┏━━

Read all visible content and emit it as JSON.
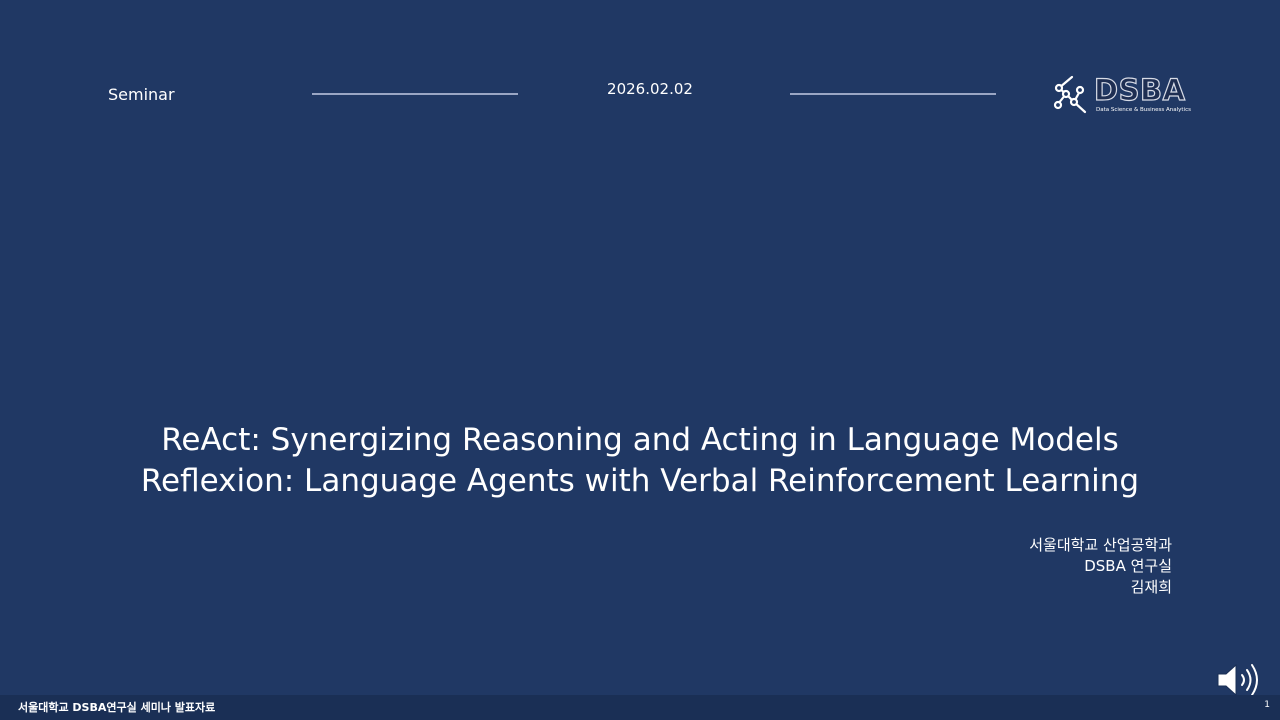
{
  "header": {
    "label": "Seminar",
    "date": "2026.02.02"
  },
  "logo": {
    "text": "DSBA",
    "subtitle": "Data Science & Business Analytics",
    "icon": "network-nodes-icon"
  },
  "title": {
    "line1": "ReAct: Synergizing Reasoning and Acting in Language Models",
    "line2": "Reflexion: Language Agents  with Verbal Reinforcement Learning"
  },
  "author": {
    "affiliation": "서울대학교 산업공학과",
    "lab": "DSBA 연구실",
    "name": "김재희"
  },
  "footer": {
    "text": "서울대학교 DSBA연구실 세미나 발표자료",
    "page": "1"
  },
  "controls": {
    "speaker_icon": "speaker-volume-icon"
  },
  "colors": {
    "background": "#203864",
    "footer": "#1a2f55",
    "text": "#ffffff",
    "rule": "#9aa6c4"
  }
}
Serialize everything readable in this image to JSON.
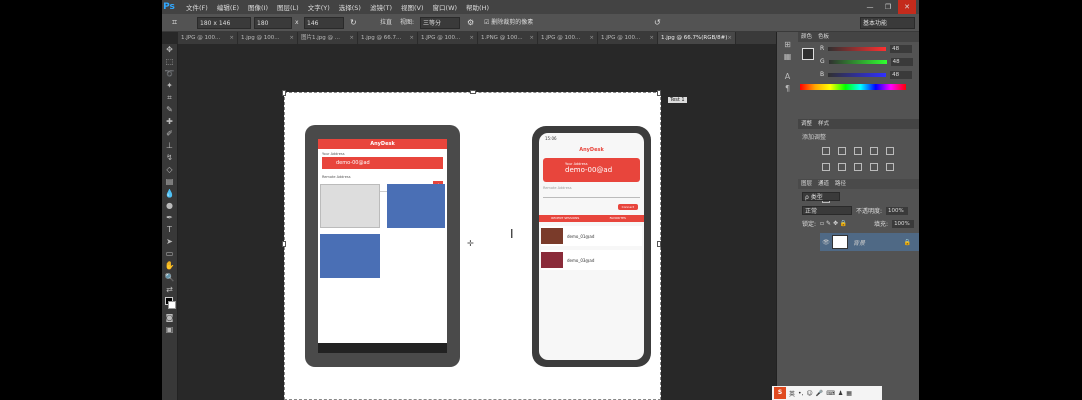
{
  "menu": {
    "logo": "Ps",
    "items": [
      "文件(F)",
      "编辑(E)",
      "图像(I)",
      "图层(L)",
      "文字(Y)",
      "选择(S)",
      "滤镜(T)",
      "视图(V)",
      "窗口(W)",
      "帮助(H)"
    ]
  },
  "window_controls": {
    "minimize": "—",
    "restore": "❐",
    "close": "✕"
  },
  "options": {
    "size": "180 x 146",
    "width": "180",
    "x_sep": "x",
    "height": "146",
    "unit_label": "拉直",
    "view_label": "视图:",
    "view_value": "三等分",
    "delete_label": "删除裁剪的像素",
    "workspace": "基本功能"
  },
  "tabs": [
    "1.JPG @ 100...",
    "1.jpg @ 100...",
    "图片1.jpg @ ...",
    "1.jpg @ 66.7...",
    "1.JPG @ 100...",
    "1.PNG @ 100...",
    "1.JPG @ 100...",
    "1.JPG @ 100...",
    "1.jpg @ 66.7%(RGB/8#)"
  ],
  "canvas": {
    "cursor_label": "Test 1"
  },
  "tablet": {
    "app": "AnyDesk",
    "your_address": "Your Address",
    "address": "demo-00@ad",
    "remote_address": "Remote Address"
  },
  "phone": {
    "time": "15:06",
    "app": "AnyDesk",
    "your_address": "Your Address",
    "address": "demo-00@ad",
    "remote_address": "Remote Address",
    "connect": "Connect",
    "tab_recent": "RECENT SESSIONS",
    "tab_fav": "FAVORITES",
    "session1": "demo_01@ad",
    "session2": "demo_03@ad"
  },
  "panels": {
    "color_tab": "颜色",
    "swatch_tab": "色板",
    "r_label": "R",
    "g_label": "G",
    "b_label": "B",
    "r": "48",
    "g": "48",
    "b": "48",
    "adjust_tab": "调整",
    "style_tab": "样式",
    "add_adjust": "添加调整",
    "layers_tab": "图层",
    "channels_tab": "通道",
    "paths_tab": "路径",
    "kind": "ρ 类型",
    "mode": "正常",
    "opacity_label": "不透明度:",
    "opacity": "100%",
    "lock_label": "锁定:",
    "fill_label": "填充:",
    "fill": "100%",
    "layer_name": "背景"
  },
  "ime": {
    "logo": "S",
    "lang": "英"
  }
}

┗━━
┏━━

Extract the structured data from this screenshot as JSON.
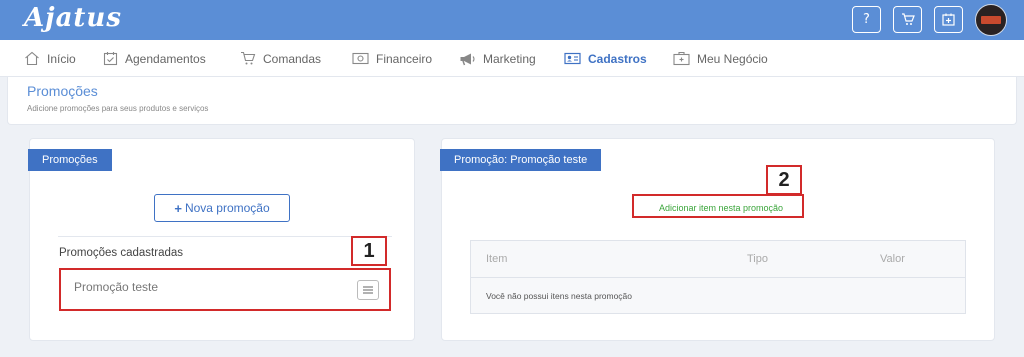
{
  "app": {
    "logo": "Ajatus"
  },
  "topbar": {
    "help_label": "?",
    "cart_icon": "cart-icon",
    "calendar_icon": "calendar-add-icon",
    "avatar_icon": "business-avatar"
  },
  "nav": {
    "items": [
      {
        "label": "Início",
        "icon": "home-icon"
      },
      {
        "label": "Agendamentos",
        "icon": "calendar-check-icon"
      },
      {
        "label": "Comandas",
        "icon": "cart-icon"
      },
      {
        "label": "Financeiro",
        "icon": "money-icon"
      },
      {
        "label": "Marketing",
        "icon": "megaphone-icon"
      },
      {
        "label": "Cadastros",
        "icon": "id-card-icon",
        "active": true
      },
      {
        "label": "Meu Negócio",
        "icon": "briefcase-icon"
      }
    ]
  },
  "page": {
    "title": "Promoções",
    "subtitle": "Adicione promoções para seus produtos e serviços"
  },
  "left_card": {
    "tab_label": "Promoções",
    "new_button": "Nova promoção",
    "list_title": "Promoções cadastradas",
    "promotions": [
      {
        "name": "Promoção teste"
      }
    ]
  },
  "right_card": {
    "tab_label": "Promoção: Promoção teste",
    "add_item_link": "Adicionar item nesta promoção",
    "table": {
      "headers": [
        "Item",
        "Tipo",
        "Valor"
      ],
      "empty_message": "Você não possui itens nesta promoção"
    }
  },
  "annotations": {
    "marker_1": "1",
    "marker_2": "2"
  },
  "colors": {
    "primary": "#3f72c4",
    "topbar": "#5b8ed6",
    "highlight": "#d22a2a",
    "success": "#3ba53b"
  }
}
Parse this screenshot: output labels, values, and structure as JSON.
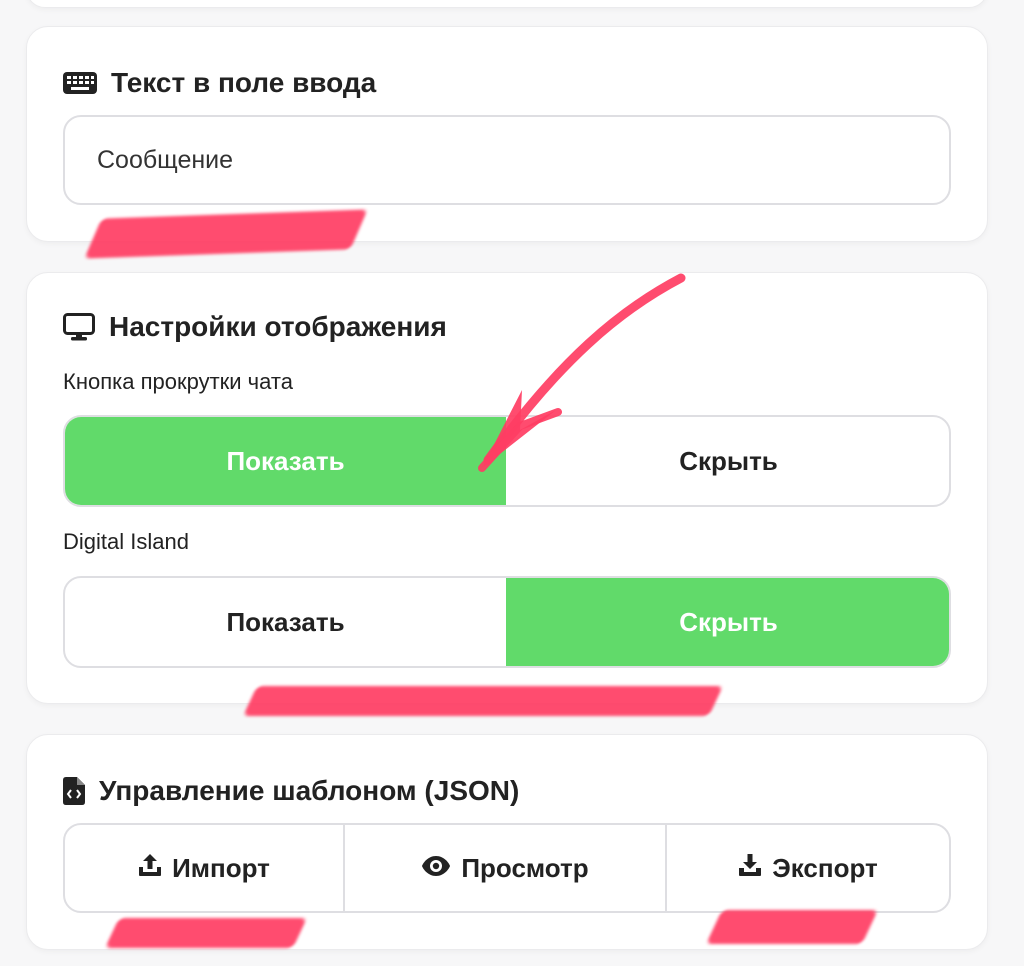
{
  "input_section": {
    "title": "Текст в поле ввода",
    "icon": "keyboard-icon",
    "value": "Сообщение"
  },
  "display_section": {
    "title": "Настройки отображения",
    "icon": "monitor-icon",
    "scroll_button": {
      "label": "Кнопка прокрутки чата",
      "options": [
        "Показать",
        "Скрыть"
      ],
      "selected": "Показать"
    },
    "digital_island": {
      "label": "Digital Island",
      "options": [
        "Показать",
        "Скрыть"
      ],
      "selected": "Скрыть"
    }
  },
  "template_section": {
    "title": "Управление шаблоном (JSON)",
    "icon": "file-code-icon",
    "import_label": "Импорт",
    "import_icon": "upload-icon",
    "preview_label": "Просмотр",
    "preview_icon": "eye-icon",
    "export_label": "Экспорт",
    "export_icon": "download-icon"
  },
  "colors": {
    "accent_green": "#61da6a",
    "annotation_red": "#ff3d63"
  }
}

┗━━
┏━━

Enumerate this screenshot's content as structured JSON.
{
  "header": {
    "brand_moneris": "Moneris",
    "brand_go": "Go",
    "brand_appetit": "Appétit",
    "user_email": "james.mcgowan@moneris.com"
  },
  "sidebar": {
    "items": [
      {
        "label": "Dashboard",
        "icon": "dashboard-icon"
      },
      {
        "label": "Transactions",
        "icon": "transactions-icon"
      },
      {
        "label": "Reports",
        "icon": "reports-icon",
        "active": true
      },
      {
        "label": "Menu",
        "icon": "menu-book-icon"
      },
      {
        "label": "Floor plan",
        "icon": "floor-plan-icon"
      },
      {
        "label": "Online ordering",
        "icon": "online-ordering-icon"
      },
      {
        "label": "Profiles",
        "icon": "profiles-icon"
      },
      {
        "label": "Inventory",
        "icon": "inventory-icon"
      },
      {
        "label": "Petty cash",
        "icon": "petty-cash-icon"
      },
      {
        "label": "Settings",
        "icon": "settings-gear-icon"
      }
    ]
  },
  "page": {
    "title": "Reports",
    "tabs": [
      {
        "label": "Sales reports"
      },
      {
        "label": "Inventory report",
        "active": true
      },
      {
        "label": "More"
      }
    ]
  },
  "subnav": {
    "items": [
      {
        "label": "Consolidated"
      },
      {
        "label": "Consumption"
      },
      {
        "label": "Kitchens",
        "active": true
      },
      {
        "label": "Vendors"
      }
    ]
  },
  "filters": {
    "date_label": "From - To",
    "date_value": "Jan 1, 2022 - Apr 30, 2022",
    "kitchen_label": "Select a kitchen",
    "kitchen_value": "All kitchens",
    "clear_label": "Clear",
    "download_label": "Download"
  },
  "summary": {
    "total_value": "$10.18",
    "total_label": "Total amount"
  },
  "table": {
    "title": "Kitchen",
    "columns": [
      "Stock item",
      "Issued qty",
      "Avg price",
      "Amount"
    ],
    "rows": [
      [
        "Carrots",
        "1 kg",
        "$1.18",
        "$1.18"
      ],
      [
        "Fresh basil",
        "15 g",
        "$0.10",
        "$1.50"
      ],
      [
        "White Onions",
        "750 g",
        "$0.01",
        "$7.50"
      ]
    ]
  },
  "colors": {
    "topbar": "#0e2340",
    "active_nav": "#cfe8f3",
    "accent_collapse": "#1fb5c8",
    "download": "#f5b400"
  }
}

┗━━

Aim of the task: Go through the entries above and pull out each line with "calendar" in it.

The response:
    "calendar_icon": "calendar-add-icon",
        "icon": "calendar-check-icon"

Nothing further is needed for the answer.